**Task**:
Reproduce verbatim the stretch of the listing from its first line through the line containing "bar-seek-eighth-term [401, 357, 1579, 449]". Include both ends and nothing else.
═══ Extracted data
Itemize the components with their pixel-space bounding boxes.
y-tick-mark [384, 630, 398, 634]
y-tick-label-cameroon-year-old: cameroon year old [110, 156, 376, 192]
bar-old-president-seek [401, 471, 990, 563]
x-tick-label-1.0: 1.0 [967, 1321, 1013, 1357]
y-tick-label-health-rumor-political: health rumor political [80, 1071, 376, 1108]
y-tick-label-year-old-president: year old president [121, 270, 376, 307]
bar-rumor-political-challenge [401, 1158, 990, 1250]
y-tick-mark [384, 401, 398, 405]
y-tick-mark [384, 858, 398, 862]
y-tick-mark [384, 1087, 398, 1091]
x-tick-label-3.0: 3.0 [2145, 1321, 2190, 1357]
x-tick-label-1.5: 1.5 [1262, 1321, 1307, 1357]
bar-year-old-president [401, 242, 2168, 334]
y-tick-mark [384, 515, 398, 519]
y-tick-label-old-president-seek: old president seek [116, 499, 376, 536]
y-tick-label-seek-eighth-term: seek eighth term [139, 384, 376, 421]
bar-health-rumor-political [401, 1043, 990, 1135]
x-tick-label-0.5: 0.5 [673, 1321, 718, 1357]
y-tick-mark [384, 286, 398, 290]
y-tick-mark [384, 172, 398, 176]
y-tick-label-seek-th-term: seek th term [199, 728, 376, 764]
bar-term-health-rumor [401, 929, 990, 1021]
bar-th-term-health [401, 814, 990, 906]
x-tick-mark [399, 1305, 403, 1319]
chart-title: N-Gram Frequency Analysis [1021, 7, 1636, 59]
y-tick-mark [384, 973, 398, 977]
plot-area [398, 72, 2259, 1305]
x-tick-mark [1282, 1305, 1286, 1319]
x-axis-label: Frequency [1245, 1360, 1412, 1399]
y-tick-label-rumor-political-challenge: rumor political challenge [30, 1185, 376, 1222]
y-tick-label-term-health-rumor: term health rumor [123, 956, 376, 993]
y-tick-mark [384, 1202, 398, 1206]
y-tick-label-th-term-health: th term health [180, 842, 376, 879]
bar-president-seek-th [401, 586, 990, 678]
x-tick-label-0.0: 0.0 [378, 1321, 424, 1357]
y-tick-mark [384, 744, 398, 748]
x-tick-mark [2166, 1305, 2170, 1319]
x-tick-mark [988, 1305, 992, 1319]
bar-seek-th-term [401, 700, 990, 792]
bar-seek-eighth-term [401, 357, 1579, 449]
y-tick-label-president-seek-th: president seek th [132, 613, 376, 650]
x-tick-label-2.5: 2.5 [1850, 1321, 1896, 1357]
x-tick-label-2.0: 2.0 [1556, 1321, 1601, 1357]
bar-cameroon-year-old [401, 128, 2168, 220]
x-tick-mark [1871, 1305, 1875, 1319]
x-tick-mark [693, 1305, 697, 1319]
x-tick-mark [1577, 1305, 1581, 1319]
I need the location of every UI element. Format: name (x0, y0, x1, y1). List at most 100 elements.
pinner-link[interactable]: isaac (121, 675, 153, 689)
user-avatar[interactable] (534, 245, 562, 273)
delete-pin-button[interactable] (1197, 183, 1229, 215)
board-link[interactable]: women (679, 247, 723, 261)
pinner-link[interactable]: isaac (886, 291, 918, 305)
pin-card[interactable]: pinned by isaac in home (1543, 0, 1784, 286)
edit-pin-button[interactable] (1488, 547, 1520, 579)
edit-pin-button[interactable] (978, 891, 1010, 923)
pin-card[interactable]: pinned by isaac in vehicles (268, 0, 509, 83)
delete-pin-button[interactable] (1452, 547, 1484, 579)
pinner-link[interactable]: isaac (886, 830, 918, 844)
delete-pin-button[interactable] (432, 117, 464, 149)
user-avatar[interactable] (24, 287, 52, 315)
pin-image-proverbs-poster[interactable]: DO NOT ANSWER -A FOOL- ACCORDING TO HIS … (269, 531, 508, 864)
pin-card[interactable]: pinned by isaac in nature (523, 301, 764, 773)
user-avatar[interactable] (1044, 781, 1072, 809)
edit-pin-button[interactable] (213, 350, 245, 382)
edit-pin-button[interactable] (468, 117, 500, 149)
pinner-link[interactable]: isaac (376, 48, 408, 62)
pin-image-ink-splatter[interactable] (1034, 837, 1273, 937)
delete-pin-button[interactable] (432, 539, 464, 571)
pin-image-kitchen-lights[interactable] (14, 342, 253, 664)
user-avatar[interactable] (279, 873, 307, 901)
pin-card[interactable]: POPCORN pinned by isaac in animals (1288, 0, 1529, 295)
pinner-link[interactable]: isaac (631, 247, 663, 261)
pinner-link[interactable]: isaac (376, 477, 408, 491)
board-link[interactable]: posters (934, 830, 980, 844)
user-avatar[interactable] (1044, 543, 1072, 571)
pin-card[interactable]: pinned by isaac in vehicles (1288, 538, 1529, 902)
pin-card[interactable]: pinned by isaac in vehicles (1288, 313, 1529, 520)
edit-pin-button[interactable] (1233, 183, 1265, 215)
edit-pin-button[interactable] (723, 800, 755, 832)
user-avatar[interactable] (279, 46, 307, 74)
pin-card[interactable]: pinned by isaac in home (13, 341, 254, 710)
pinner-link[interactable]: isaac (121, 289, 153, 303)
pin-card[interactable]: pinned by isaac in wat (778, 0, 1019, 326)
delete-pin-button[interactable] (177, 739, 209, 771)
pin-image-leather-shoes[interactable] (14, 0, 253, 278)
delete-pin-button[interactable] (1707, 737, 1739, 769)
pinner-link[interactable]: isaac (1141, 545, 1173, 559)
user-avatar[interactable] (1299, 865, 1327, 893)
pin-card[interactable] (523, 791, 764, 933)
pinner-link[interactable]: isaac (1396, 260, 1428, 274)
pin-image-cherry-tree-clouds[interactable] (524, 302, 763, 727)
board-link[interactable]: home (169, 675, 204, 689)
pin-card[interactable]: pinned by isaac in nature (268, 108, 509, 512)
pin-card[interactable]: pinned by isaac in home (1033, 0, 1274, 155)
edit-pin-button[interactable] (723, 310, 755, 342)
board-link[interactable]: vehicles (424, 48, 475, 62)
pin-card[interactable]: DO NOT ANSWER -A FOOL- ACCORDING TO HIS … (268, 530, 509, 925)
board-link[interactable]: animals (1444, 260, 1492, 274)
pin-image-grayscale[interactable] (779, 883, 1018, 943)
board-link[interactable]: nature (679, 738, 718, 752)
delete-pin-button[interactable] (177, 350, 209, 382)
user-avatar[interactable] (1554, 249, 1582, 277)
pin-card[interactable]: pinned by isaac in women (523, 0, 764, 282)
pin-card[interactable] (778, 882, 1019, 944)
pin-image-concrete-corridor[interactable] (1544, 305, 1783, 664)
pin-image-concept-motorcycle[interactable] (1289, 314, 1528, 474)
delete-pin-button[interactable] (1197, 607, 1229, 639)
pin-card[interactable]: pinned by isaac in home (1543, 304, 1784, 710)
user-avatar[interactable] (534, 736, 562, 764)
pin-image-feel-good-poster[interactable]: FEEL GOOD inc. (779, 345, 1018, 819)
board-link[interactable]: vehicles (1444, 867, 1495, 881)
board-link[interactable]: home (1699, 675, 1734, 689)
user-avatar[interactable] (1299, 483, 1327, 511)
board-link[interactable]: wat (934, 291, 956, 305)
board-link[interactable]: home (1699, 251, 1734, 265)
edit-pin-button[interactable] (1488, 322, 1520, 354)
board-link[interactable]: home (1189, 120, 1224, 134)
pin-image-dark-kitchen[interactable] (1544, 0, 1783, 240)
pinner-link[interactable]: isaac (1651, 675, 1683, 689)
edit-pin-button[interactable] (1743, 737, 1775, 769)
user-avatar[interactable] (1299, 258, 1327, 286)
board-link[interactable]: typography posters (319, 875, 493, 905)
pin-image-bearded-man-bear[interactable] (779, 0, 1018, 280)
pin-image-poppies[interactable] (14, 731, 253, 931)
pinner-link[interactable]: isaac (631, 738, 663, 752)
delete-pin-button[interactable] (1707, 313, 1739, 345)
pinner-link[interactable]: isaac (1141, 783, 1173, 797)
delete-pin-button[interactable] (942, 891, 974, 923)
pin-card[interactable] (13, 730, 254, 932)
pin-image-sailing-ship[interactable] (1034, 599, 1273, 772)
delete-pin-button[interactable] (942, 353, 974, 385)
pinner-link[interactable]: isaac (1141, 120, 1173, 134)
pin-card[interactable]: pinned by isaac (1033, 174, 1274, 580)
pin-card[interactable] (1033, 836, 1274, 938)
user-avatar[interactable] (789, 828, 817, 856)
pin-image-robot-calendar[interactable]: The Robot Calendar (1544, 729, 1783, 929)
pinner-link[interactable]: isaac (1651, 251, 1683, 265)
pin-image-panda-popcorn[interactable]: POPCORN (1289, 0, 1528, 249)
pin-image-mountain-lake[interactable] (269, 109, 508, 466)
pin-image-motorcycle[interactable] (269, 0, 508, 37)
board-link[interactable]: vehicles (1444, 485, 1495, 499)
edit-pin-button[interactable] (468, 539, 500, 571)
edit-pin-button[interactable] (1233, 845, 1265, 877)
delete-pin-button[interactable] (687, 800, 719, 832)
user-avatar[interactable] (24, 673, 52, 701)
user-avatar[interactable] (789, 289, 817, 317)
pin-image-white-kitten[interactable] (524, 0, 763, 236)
══════
**Completed task**:
Itemize the components with their pixel-space bounding boxes.
y-tick-mark [384, 630, 398, 634]
y-tick-label-cameroon-year-old: cameroon year old [110, 156, 376, 192]
bar-old-president-seek [401, 471, 990, 563]
x-tick-label-1.0: 1.0 [967, 1321, 1013, 1357]
y-tick-label-health-rumor-political: health rumor political [80, 1071, 376, 1108]
y-tick-label-year-old-president: year old president [121, 270, 376, 307]
bar-rumor-political-challenge [401, 1158, 990, 1250]
y-tick-mark [384, 401, 398, 405]
y-tick-mark [384, 858, 398, 862]
y-tick-mark [384, 1087, 398, 1091]
x-tick-label-3.0: 3.0 [2145, 1321, 2190, 1357]
x-tick-label-1.5: 1.5 [1262, 1321, 1307, 1357]
bar-year-old-president [401, 242, 2168, 334]
y-tick-mark [384, 515, 398, 519]
y-tick-label-old-president-seek: old president seek [116, 499, 376, 536]
y-tick-label-seek-eighth-term: seek eighth term [139, 384, 376, 421]
bar-health-rumor-political [401, 1043, 990, 1135]
x-tick-label-0.5: 0.5 [673, 1321, 718, 1357]
y-tick-mark [384, 286, 398, 290]
y-tick-mark [384, 172, 398, 176]
y-tick-label-seek-th-term: seek th term [199, 728, 376, 764]
bar-term-health-rumor [401, 929, 990, 1021]
bar-th-term-health [401, 814, 990, 906]
x-tick-mark [399, 1305, 403, 1319]
chart-title: N-Gram Frequency Analysis [1021, 7, 1636, 59]
y-tick-mark [384, 973, 398, 977]
plot-area [398, 72, 2259, 1305]
x-tick-mark [1282, 1305, 1286, 1319]
x-axis-label: Frequency [1245, 1360, 1412, 1399]
y-tick-label-rumor-political-challenge: rumor political challenge [30, 1185, 376, 1222]
y-tick-label-term-health-rumor: term health rumor [123, 956, 376, 993]
y-tick-mark [384, 1202, 398, 1206]
y-tick-label-th-term-health: th term health [180, 842, 376, 879]
bar-president-seek-th [401, 586, 990, 678]
x-tick-label-0.0: 0.0 [378, 1321, 424, 1357]
y-tick-mark [384, 744, 398, 748]
x-tick-mark [2166, 1305, 2170, 1319]
x-tick-mark [988, 1305, 992, 1319]
bar-seek-th-term [401, 700, 990, 792]
bar-seek-eighth-term [401, 357, 1579, 449]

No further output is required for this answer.